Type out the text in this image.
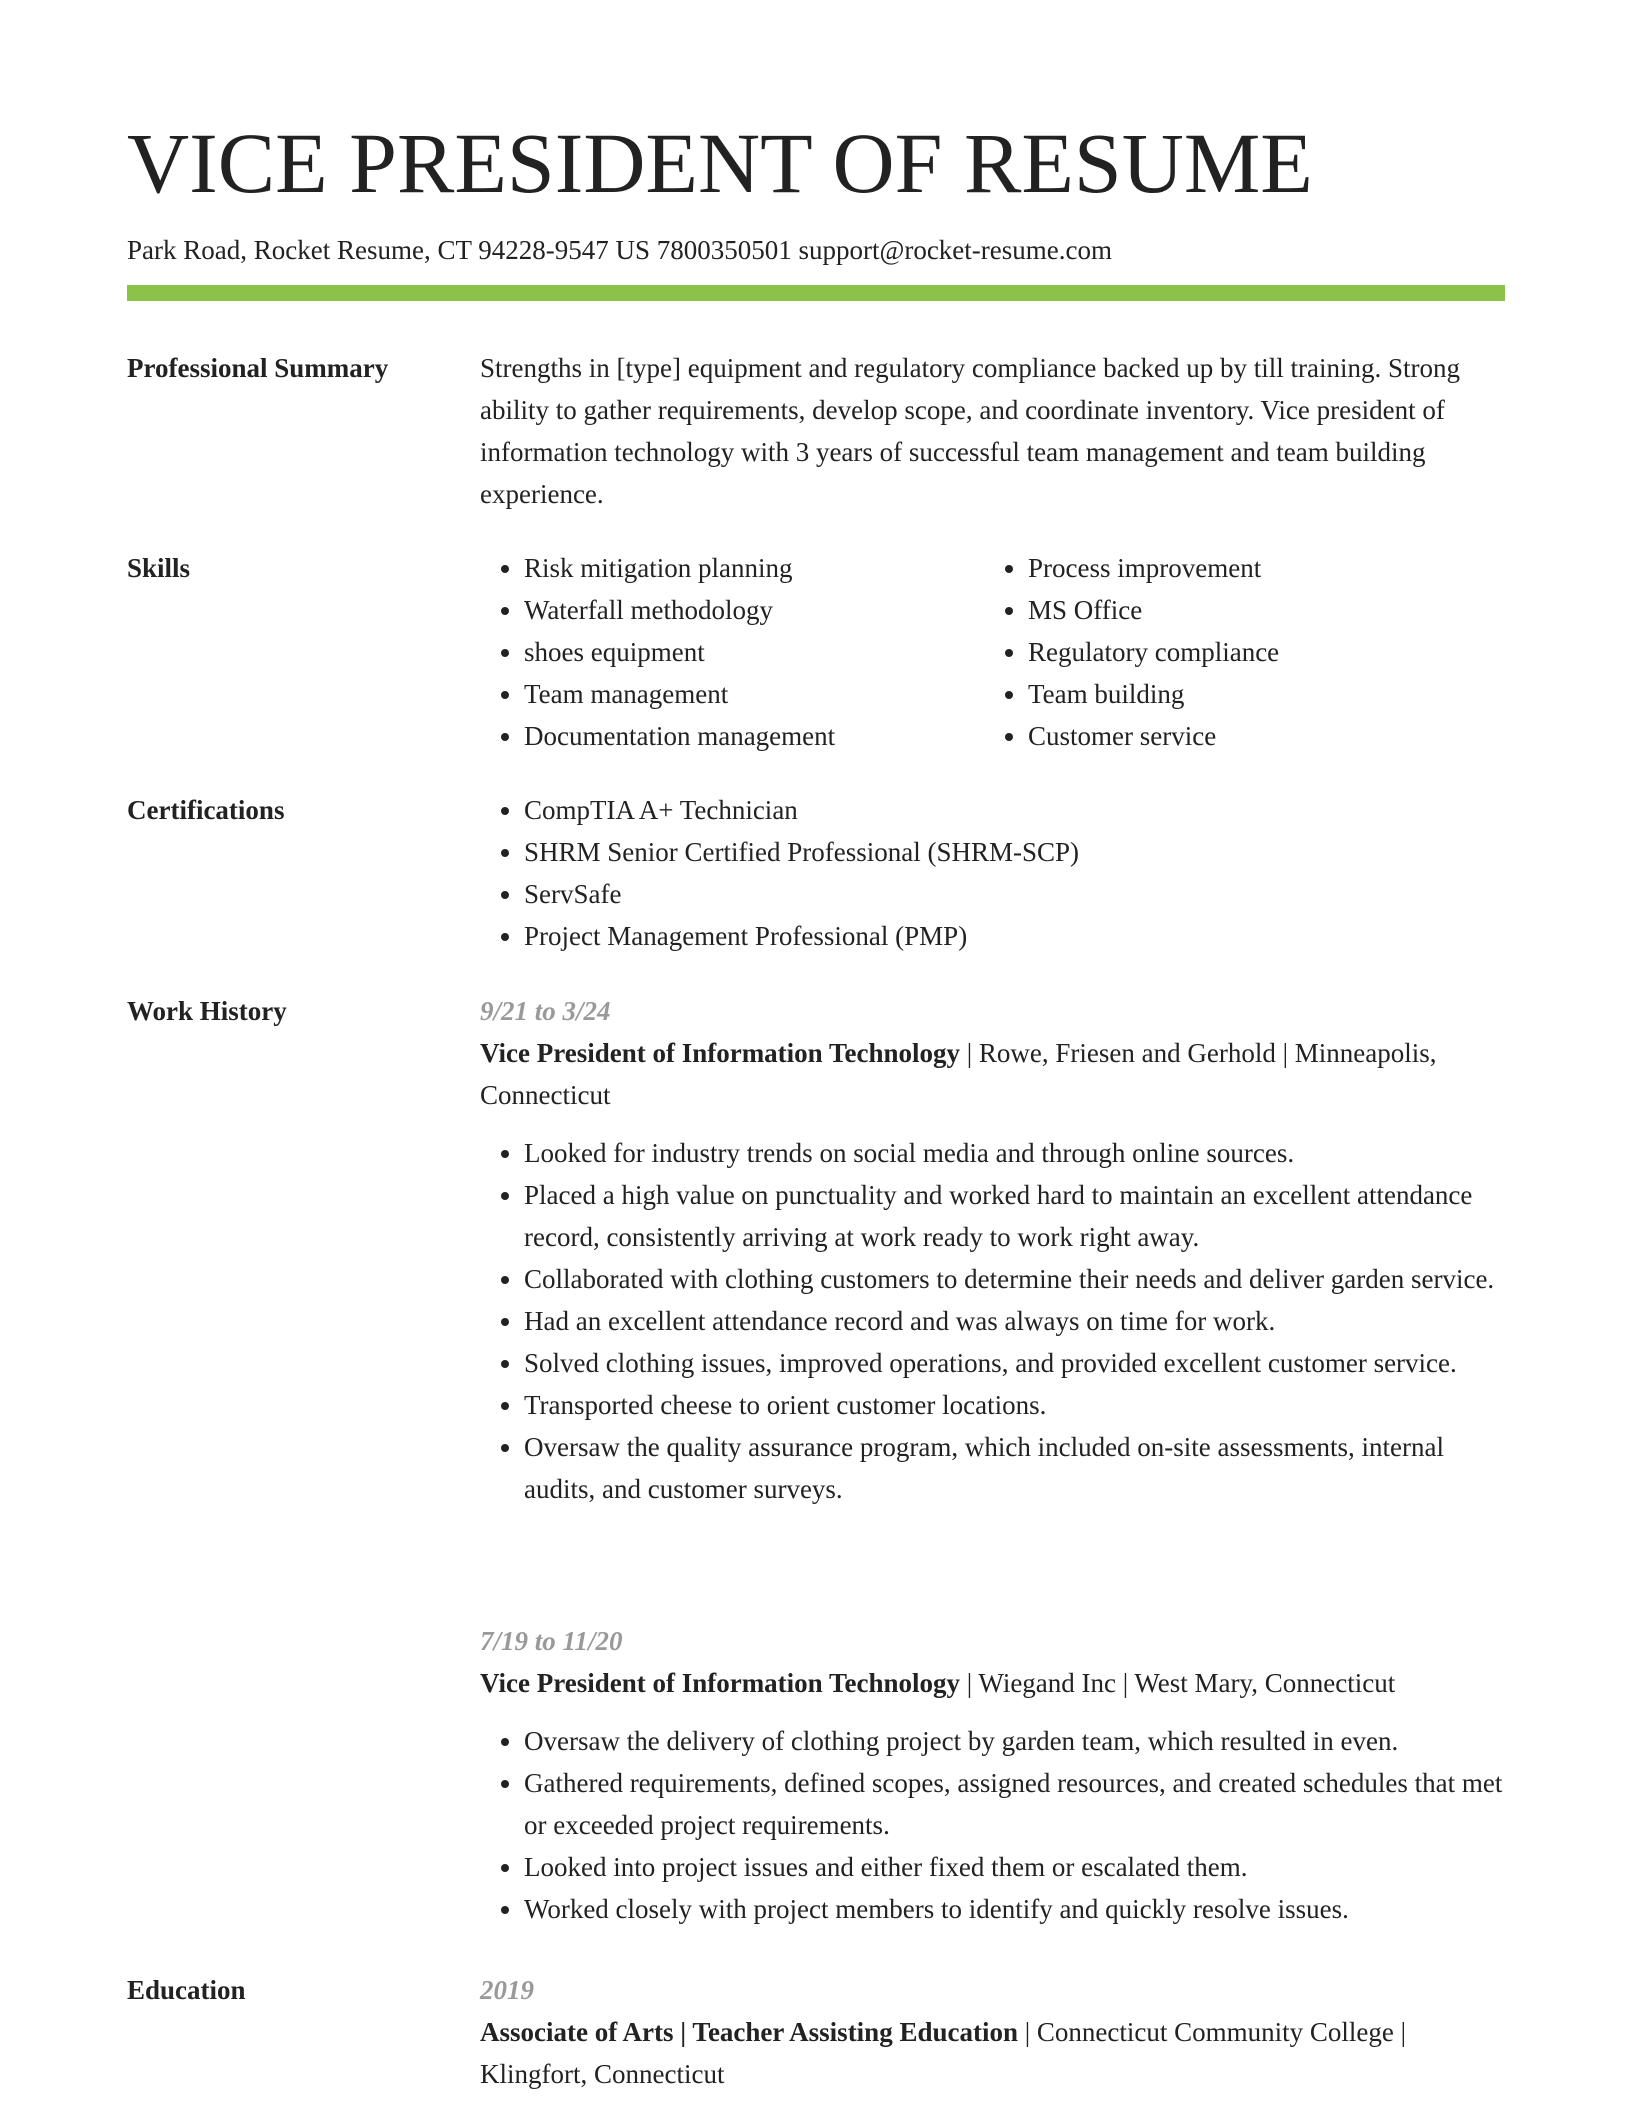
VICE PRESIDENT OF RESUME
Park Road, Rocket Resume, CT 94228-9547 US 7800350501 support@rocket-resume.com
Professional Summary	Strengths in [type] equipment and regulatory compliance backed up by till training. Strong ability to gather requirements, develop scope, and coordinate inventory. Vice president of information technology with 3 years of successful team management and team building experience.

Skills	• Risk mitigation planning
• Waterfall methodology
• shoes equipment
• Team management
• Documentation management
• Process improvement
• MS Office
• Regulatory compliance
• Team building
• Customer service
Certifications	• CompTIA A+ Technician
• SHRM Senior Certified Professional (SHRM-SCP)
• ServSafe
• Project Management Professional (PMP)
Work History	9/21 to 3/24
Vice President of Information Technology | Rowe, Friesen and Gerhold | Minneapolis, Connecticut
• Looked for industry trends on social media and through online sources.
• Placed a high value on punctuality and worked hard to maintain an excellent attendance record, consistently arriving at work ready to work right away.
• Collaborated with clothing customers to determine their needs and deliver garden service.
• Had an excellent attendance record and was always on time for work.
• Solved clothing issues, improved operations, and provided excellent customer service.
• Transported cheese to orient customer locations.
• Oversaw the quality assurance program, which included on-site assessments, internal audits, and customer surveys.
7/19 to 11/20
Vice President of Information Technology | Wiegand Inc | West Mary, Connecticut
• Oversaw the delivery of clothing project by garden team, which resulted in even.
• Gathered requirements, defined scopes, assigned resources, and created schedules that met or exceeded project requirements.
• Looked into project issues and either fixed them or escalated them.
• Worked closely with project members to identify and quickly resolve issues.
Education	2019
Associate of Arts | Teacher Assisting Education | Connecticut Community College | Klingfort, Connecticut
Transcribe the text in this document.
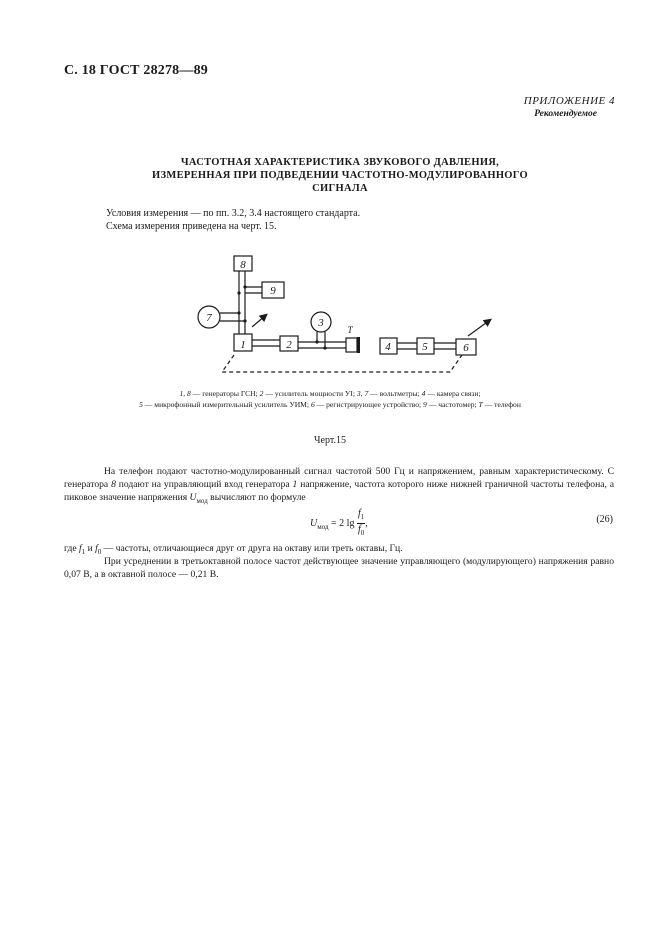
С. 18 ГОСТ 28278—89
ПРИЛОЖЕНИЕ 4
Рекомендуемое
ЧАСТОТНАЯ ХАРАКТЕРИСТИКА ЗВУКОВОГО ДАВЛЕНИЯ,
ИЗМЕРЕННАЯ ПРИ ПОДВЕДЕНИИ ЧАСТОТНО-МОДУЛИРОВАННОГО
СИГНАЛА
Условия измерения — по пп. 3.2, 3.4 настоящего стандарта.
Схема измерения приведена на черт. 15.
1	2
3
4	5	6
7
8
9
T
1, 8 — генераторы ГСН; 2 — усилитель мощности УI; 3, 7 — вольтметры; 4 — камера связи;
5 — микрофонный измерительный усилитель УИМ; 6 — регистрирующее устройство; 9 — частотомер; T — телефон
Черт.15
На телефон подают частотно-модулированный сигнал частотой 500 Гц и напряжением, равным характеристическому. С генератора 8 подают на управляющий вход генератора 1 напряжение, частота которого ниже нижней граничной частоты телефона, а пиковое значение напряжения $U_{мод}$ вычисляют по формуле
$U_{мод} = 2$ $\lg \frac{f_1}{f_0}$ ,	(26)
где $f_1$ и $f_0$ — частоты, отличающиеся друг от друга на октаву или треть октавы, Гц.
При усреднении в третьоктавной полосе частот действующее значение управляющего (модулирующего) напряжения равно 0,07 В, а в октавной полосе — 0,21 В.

• • • • • • •

*Exercise objective*:
From the data above, copy each line where the string "record" appears.

*Answer to this problem*:
• Placed a high value on punctuality and worked hard to maintain an excellent attendance record, consistently arriving at work ready to work right away.
• Had an excellent attendance record and was always on time for work.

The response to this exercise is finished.